[Passage provided]
I am a firm believer in the possibility of Recovery in Mental Illness.

Does “recovery” mean “cure”? How I wish it did – but, at the present time, it means management of symptoms, and it means rebuilding  – of one’s life, and also of neural pathways.

I have watched and guided my son Ben through a decade of recovery – the ups and downs, the crises and the careful restoration afterwards.  What this has taught us is that there are four cornerstones to the foundation of the recovery process:

  • Medical Treatment (whatever that means for each individual)Cornerstone Concept
  • Structure
  • Purpose, and
  • Community. Love.

Since the publication of Ben Behind His Voices two years ago, there have been three additional steps in Ben’s recovery process. One is that he now is employed, and has been for over two years. I’ve written about this in past posts if you want to know more about that (but it has strengthened the Purpose and Structure cornerstones). The second is that he now rents a room from us, his family. After eight years in a group home and then system failure (also a subject of past posts), home is the best place for him right now, as we continue to hold onto support systems for case management and the path to greater independence for Ben in the future. This experience has also added strength to the Medical Treatment (we supervise meds) and Community/Love corners.

[Recorded data]
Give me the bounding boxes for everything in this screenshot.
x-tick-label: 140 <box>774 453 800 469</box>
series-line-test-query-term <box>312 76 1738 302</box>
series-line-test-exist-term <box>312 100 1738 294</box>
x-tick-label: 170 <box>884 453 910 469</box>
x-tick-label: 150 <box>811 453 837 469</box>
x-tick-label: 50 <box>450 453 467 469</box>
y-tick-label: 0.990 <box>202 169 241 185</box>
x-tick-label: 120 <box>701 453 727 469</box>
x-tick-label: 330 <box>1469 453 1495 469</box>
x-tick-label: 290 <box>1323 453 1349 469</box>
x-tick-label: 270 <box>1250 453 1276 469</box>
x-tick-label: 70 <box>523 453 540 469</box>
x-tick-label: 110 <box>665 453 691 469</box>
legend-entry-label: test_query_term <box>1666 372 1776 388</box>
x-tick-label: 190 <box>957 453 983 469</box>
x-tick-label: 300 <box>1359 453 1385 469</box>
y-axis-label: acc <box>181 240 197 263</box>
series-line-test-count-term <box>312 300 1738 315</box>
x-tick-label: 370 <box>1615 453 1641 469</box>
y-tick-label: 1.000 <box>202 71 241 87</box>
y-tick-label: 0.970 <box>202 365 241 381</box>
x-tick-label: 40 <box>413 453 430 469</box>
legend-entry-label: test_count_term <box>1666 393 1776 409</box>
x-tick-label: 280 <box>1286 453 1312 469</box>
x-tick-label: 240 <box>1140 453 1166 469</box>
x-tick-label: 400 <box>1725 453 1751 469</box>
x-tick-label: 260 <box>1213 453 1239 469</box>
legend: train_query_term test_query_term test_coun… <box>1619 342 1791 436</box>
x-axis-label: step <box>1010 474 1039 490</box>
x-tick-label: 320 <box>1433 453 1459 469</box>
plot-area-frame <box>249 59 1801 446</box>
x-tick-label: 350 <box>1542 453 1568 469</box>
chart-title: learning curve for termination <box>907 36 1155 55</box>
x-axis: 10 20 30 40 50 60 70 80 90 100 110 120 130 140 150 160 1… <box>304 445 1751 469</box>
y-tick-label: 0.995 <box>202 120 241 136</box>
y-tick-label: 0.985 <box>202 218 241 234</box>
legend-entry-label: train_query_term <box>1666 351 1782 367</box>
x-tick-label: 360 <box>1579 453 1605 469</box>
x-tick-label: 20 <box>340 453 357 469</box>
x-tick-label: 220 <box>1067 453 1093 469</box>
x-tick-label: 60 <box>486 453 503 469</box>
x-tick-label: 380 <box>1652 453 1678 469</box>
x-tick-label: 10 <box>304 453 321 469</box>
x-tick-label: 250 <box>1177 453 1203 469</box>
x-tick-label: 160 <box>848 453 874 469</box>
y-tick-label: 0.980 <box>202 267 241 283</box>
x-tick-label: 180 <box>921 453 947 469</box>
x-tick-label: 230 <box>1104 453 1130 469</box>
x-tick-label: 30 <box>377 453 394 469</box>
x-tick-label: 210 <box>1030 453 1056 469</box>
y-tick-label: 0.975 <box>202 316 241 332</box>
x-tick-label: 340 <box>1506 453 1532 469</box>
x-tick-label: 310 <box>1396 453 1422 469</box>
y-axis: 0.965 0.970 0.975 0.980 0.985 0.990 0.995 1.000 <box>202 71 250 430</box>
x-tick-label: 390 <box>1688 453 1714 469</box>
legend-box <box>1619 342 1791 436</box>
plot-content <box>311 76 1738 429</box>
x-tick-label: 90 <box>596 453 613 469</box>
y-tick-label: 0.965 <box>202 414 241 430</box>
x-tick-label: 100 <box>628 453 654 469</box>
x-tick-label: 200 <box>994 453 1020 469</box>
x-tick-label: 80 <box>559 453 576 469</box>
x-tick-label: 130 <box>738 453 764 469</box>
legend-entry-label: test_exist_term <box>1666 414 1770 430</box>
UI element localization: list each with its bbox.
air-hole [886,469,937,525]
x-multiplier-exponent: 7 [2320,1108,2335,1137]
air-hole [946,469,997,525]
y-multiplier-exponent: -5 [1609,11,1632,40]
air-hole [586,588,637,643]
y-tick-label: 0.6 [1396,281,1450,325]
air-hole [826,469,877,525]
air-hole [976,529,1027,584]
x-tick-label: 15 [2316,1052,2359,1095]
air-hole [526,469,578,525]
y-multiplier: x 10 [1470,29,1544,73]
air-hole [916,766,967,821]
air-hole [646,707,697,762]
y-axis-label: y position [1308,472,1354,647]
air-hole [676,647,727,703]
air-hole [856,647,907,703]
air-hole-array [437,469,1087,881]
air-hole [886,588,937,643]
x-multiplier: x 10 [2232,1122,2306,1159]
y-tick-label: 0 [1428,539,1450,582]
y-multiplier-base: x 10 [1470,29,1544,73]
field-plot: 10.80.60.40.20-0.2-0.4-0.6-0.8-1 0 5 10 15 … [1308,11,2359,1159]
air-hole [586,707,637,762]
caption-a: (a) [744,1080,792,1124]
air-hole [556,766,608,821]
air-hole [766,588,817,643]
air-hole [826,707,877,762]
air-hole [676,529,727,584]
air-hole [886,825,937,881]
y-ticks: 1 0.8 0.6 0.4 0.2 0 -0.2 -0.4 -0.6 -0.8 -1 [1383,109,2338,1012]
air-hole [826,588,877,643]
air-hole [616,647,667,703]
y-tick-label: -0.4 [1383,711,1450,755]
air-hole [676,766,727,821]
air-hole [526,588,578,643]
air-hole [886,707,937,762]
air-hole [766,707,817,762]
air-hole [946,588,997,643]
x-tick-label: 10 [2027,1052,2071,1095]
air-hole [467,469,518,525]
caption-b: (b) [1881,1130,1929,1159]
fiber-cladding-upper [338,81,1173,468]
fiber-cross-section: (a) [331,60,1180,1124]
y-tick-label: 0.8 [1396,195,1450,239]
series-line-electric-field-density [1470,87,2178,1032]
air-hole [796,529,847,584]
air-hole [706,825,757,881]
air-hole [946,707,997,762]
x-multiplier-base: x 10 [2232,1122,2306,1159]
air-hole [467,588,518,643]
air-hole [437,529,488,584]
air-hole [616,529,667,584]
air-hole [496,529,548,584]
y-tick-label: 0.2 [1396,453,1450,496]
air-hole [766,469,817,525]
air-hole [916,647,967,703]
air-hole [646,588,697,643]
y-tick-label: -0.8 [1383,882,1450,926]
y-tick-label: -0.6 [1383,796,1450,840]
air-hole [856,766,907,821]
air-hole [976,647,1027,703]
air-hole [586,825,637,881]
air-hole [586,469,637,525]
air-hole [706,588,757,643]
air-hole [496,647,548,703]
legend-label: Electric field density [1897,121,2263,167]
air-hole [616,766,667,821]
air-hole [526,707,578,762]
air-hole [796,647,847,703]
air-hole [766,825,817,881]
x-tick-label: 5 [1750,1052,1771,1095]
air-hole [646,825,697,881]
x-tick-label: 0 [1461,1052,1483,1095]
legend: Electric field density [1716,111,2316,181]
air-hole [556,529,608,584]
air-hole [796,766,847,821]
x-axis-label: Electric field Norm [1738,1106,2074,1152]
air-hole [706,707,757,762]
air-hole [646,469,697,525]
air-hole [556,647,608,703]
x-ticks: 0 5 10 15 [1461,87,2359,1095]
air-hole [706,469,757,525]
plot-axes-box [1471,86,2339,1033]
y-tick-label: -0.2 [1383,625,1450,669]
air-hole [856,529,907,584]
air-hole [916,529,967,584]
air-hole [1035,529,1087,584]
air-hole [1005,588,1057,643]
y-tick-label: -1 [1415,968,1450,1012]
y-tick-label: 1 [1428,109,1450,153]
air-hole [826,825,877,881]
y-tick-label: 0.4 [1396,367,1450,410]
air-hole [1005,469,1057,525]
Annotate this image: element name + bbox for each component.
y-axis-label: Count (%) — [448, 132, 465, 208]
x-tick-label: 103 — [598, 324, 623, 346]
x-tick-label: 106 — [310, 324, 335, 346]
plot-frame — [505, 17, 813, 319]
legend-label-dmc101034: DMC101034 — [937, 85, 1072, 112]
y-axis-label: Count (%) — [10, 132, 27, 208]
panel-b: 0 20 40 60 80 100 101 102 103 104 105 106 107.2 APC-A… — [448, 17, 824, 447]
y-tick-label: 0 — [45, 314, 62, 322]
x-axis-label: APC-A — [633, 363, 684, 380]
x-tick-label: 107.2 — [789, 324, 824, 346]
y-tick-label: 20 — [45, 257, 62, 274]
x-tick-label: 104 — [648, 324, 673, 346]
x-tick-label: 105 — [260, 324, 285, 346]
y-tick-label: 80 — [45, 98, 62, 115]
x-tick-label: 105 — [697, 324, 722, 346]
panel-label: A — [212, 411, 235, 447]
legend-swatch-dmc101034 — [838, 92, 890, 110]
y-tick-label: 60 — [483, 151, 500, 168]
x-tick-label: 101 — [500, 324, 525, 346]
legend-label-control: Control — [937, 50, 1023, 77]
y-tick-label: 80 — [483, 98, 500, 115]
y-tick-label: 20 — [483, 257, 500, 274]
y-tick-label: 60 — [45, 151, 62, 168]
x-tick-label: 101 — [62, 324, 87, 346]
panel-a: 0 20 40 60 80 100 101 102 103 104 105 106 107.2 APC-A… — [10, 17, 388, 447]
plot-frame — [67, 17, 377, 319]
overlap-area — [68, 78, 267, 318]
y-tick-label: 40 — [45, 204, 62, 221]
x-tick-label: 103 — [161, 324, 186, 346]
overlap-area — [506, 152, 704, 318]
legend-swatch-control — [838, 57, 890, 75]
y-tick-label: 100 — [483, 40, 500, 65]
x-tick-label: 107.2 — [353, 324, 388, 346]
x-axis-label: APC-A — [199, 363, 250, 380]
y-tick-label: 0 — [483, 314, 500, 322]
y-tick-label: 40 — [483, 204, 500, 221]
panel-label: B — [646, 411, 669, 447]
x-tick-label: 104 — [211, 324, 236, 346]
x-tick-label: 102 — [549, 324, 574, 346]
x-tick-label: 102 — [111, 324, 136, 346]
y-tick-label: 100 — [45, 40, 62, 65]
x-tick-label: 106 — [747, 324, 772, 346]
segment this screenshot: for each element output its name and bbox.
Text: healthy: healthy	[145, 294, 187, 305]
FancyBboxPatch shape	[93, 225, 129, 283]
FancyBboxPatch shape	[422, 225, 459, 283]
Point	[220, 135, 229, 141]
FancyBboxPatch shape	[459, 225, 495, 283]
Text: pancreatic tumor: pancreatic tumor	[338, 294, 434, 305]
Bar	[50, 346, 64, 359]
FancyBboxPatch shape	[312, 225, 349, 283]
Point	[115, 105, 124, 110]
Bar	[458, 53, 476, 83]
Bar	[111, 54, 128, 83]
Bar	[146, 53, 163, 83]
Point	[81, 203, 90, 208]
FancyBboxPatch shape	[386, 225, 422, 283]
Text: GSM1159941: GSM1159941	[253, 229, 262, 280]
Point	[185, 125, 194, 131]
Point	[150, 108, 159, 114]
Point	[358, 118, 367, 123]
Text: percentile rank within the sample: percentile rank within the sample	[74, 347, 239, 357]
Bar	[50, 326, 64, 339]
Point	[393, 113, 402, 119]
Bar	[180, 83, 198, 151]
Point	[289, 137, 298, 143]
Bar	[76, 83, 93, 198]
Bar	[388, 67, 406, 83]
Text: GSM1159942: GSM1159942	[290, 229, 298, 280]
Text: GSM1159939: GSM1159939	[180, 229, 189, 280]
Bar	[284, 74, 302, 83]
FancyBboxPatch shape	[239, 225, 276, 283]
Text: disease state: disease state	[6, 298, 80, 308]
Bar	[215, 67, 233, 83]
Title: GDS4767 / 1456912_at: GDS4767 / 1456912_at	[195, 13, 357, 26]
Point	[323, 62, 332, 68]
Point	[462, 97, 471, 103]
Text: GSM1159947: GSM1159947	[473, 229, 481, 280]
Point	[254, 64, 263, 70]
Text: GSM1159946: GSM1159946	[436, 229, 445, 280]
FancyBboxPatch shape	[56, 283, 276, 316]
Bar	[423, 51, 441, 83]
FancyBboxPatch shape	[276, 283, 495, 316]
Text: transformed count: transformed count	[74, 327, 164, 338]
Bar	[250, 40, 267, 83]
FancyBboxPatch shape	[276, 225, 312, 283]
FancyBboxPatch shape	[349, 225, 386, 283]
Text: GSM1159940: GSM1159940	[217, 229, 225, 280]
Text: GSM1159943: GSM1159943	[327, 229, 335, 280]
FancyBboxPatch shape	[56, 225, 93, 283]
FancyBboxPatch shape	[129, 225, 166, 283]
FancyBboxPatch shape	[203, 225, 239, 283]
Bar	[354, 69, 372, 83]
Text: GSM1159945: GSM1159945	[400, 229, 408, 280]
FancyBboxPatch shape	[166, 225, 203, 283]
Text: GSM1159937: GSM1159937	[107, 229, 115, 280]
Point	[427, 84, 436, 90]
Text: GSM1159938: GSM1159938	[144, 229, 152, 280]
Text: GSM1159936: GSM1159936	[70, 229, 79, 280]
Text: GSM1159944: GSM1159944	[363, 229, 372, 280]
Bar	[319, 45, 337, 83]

[Problem to solve]
Transcribe the passage on recovery from mental illness between "I am a firm" and "of neural pathways.", inclusive. The material comes from a different source than the passage on recovery from mental illness.

[Written response]
I am a firm believer in the possibility of Recovery in Mental Illness.

Does “recovery” mean “cure”? How I wish it did – but, at the present time, it means management of symptoms, and it means rebuilding  – of one’s life, and also of neural pathways.